* BEGIN *

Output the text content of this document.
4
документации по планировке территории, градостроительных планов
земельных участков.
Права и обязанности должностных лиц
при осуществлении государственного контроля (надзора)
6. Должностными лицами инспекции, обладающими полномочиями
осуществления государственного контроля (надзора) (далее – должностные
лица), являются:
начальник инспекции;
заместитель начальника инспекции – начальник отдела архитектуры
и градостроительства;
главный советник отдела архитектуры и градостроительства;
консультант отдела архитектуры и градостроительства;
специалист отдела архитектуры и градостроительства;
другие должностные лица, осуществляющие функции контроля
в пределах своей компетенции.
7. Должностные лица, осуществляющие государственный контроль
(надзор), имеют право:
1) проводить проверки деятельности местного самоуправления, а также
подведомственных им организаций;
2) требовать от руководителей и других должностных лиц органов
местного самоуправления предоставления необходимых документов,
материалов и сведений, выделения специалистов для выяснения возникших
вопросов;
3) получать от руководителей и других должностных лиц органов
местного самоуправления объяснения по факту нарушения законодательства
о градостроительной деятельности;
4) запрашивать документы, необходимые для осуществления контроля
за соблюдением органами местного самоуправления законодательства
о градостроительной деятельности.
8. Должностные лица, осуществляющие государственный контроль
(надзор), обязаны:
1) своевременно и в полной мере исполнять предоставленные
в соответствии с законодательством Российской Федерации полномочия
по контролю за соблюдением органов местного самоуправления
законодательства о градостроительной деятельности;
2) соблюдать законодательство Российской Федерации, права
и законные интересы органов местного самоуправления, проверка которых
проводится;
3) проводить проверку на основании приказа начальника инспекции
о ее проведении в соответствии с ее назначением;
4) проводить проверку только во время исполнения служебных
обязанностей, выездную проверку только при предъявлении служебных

* END *

Copy every line from the records above that contains the word "архитектуры".

заместитель начальника инспекции – начальник отдела архитектуры
главный советник отдела архитектуры и градостроительства;
консультант отдела архитектуры и градостроительства;
специалист отдела архитектуры и градостроительства;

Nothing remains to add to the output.